# AIM OF THE EXERCISE
Using the records that follow, copy every line containing the word "columns".

--

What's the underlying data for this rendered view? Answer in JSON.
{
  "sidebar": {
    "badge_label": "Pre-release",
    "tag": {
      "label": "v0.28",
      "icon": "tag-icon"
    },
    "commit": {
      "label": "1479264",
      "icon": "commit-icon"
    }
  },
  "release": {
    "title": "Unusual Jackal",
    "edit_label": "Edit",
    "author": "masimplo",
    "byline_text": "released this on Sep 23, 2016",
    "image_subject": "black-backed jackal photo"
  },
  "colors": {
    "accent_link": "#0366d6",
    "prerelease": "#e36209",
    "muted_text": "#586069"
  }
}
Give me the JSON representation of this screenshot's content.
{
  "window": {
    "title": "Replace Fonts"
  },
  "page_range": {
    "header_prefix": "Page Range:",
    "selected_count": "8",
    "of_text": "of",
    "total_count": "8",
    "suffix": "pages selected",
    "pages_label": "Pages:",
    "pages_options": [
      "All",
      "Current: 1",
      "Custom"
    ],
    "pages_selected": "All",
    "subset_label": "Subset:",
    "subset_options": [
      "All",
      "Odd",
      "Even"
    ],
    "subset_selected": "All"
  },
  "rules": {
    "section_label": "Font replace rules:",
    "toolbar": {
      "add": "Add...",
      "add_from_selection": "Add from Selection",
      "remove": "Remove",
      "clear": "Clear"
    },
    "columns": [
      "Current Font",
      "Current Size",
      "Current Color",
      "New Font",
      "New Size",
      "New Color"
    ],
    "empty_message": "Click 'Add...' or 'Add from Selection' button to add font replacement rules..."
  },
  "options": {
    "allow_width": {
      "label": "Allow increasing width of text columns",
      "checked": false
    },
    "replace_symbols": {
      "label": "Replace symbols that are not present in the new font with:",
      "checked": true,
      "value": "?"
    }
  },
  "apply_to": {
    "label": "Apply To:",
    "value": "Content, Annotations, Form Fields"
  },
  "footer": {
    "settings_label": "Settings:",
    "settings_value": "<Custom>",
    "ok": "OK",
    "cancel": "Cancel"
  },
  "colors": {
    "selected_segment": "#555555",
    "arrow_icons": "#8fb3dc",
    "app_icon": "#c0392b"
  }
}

--

# EXPECTED OUTPUT
    "columns": [
      "label": "Allow increasing width of text columns",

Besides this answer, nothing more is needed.